- _DATA PROVIDED_:

-------

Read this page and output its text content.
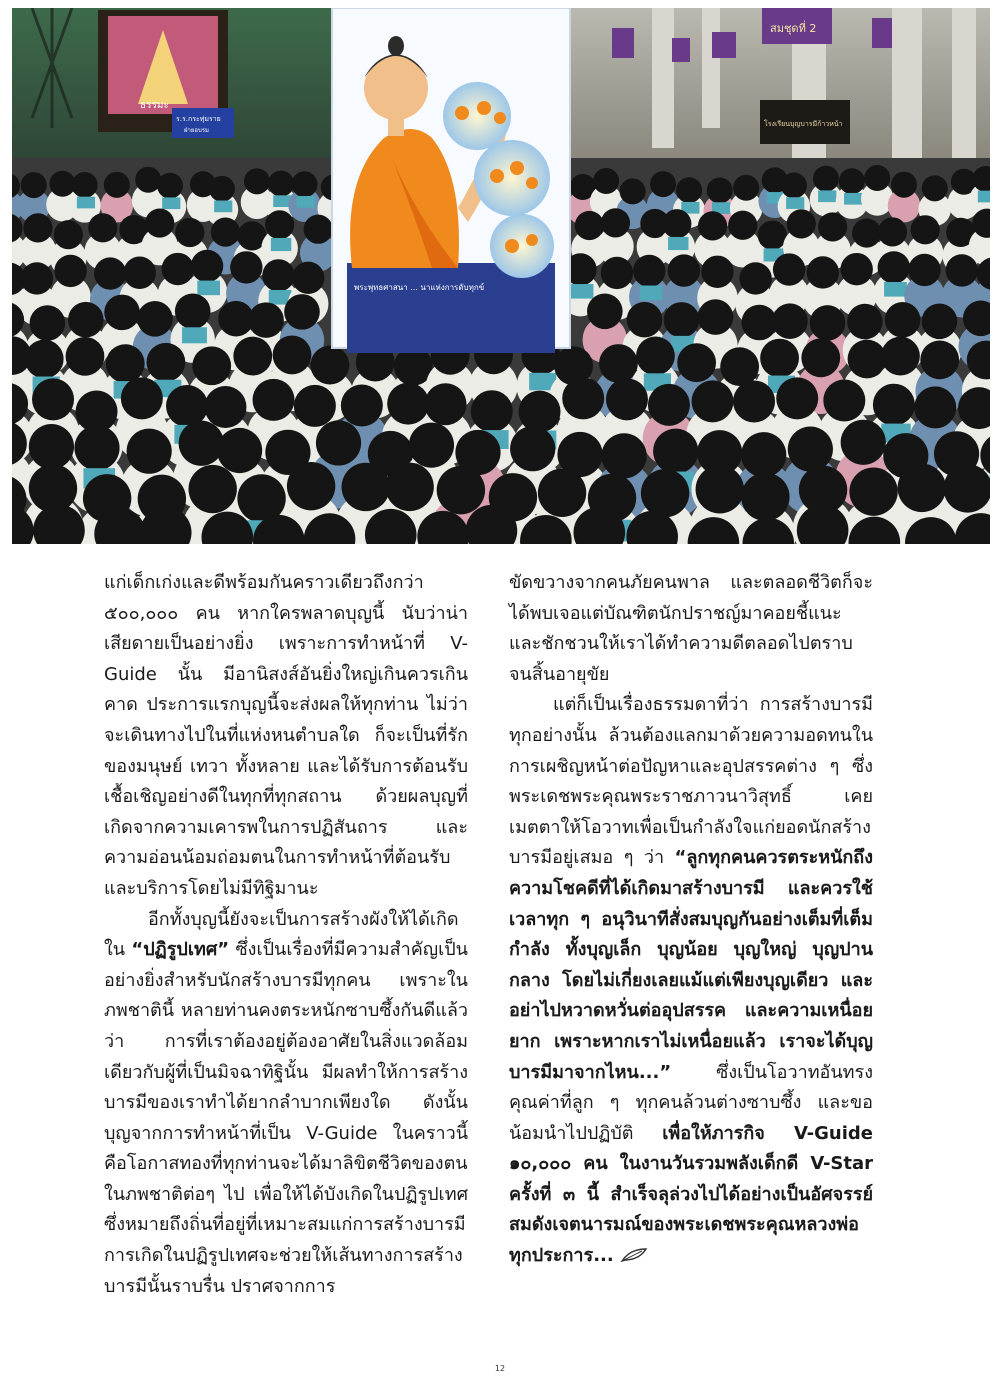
ธรรมะ
ร.ร.กระทุ่มราย
ฝ่ายอบรม
สมชุดที่ 2
โรงเรียนบุญบารมีก้าวหน้า
พระพุทธศาสนา ... นาแห่งการดับทุกข์

แก่เด็กเก่งและดีพร้อมกันคราวเดียวถึงกว่า ๕๐๐,๐๐๐ คน หากใครพลาดบุญนี้ นับว่าน่าเสียดายเป็นอย่างยิ่ง เพราะการทำหน้าที่ V-Guide นั้น มีอานิสงส์อันยิ่งใหญ่เกินควรเกินคาด ประการแรกบุญนี้จะส่งผลให้ทุกท่าน ไม่ว่าจะเดินทางไปในที่แห่งหนตำบลใด ก็จะเป็นที่รักของมนุษย์ เทวา ทั้งหลาย และได้รับการต้อนรับเชื้อเชิญอย่างดีในทุกที่ทุกสถาน ด้วยผลบุญที่เกิดจากความเคารพในการปฏิสันถาร และความอ่อนน้อมถ่อมตนในการทำหน้าที่ต้อนรับ และบริการโดยไม่มีทิฐิมานะ

อีกทั้งบุญนี้ยังจะเป็นการสร้างผังให้ได้เกิดใน “ปฏิรูปเทศ” ซึ่งเป็นเรื่องที่มีความสำคัญเป็นอย่างยิ่งสำหรับนักสร้างบารมีทุกคน เพราะในภพชาตินี้ หลายท่านคงตระหนักซาบซึ้งกันดีแล้วว่า การที่เราต้องอยู่ต้องอาศัยในสิ่งแวดล้อมเดียวกับผู้ที่เป็นมิจฉาทิฐินั้น มีผลทำให้การสร้างบารมีของเราทำได้ยากลำบากเพียงใด ดังนั้น บุญจากการทำหน้าที่เป็น V-Guide ในคราวนี้ คือโอกาสทองที่ทุกท่านจะได้มาลิขิตชีวิตของตนในภพชาติต่อๆ ไป เพื่อให้ได้บังเกิดในปฏิรูปเทศ ซึ่งหมายถึงถิ่นที่อยู่ที่เหมาะสมแก่การสร้างบารมี การเกิดในปฏิรูปเทศจะช่วยให้เส้นทางการสร้างบารมีนั้นราบรื่น ปราศจากการ

ขัดขวางจากคนภัยคนพาล และตลอดชีวิตก็จะได้พบเจอแต่บัณฑิตนักปราชญ์มาคอยชี้แนะและชักชวนให้เราได้ทำความดีตลอดไปตราบจนสิ้นอายุขัย

แต่ก็เป็นเรื่องธรรมดาที่ว่า การสร้างบารมีทุกอย่างนั้น ล้วนต้องแลกมาด้วยความอดทนในการเผชิญหน้าต่อปัญหาและอุปสรรคต่าง ๆ ซึ่งพระเดชพระคุณพระราชภาวนาวิสุทธิ์ เคยเมตตาให้โอวาทเพื่อเป็นกำลังใจแก่ยอดนักสร้างบารมีอยู่เสมอ ๆ ว่า “ลูกทุกคนควรตระหนักถึงความโชคดีที่ได้เกิดมาสร้างบารมี และควรใช้เวลาทุก ๆ อนุวินาทีสั่งสมบุญกันอย่างเต็มที่เต็มกำลัง ทั้งบุญเล็ก บุญน้อย บุญใหญ่ บุญปานกลาง โดยไม่เกี่ยงเลยแม้แต่เพียงบุญเดียว และอย่าไปหวาดหวั่นต่ออุปสรรค และความเหนื่อยยาก เพราะหากเราไม่เหนื่อยแล้ว เราจะได้บุญบารมีมาจากไหน...” ซึ่งเป็นโอวาทอันทรงคุณค่าที่ลูก ๆ ทุกคนล้วนต่างซาบซึ้ง และขอน้อมนำไปปฏิบัติ เพื่อให้ภารกิจ V-Guide ๑๐,๐๐๐ คน ในงานวันรวมพลังเด็กดี V-Star ครั้งที่ ๓ นี้ สำเร็จลุล่วงไปได้อย่างเป็นอัศจรรย์ สมดังเจตนารมณ์ของพระเดชพระคุณหลวงพ่อทุกประการ...

12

-------

- _DIRECTION_: Repeat each record exactly as shown above, dropping all images.

- _SOLUTION_:
Read this page and output its text content.
ธรรมะ
ร.ร.กระทุ่มราย
ฝ่ายอบรม
สมชุดที่ 2
โรงเรียนบุญบารมีก้าวหน้า
พระพุทธศาสนา ... นาแห่งการดับทุกข์

แก่เด็กเก่งและดีพร้อมกันคราวเดียวถึงกว่า ๕๐๐,๐๐๐ คน หากใครพลาดบุญนี้ นับว่าน่าเสียดายเป็นอย่างยิ่ง เพราะการทำหน้าที่ V-Guide นั้น มีอานิสงส์อันยิ่งใหญ่เกินควรเกินคาด ประการแรกบุญนี้จะส่งผลให้ทุกท่าน ไม่ว่าจะเดินทางไปในที่แห่งหนตำบลใด ก็จะเป็นที่รักของมนุษย์ เทวา ทั้งหลาย และได้รับการต้อนรับเชื้อเชิญอย่างดีในทุกที่ทุกสถาน ด้วยผลบุญที่เกิดจากความเคารพในการปฏิสันถาร และความอ่อนน้อมถ่อมตนในการทำหน้าที่ต้อนรับ และบริการโดยไม่มีทิฐิมานะ

อีกทั้งบุญนี้ยังจะเป็นการสร้างผังให้ได้เกิดใน “ปฏิรูปเทศ” ซึ่งเป็นเรื่องที่มีความสำคัญเป็นอย่างยิ่งสำหรับนักสร้างบารมีทุกคน เพราะในภพชาตินี้ หลายท่านคงตระหนักซาบซึ้งกันดีแล้วว่า การที่เราต้องอยู่ต้องอาศัยในสิ่งแวดล้อมเดียวกับผู้ที่เป็นมิจฉาทิฐินั้น มีผลทำให้การสร้างบารมีของเราทำได้ยากลำบากเพียงใด ดังนั้น บุญจากการทำหน้าที่เป็น V-Guide ในคราวนี้ คือโอกาสทองที่ทุกท่านจะได้มาลิขิตชีวิตของตนในภพชาติต่อๆ ไป เพื่อให้ได้บังเกิดในปฏิรูปเทศ ซึ่งหมายถึงถิ่นที่อยู่ที่เหมาะสมแก่การสร้างบารมี การเกิดในปฏิรูปเทศจะช่วยให้เส้นทางการสร้างบารมีนั้นราบรื่น ปราศจากการ

ขัดขวางจากคนภัยคนพาล และตลอดชีวิตก็จะได้พบเจอแต่บัณฑิตนักปราชญ์มาคอยชี้แนะและชักชวนให้เราได้ทำความดีตลอดไปตราบจนสิ้นอายุขัย

แต่ก็เป็นเรื่องธรรมดาที่ว่า การสร้างบารมีทุกอย่างนั้น ล้วนต้องแลกมาด้วยความอดทนในการเผชิญหน้าต่อปัญหาและอุปสรรคต่าง ๆ ซึ่งพระเดชพระคุณพระราชภาวนาวิสุทธิ์ เคยเมตตาให้โอวาทเพื่อเป็นกำลังใจแก่ยอดนักสร้างบารมีอยู่เสมอ ๆ ว่า “ลูกทุกคนควรตระหนักถึงความโชคดีที่ได้เกิดมาสร้างบารมี และควรใช้เวลาทุก ๆ อนุวินาทีสั่งสมบุญกันอย่างเต็มที่เต็มกำลัง ทั้งบุญเล็ก บุญน้อย บุญใหญ่ บุญปานกลาง โดยไม่เกี่ยงเลยแม้แต่เพียงบุญเดียว และอย่าไปหวาดหวั่นต่ออุปสรรค และความเหนื่อยยาก เพราะหากเราไม่เหนื่อยแล้ว เราจะได้บุญบารมีมาจากไหน...” ซึ่งเป็นโอวาทอันทรงคุณค่าที่ลูก ๆ ทุกคนล้วนต่างซาบซึ้ง และขอน้อมนำไปปฏิบัติ เพื่อให้ภารกิจ V-Guide ๑๐,๐๐๐ คน ในงานวันรวมพลังเด็กดี V-Star ครั้งที่ ๓ นี้ สำเร็จลุล่วงไปได้อย่างเป็นอัศจรรย์ สมดังเจตนารมณ์ของพระเดชพระคุณหลวงพ่อทุกประการ...

12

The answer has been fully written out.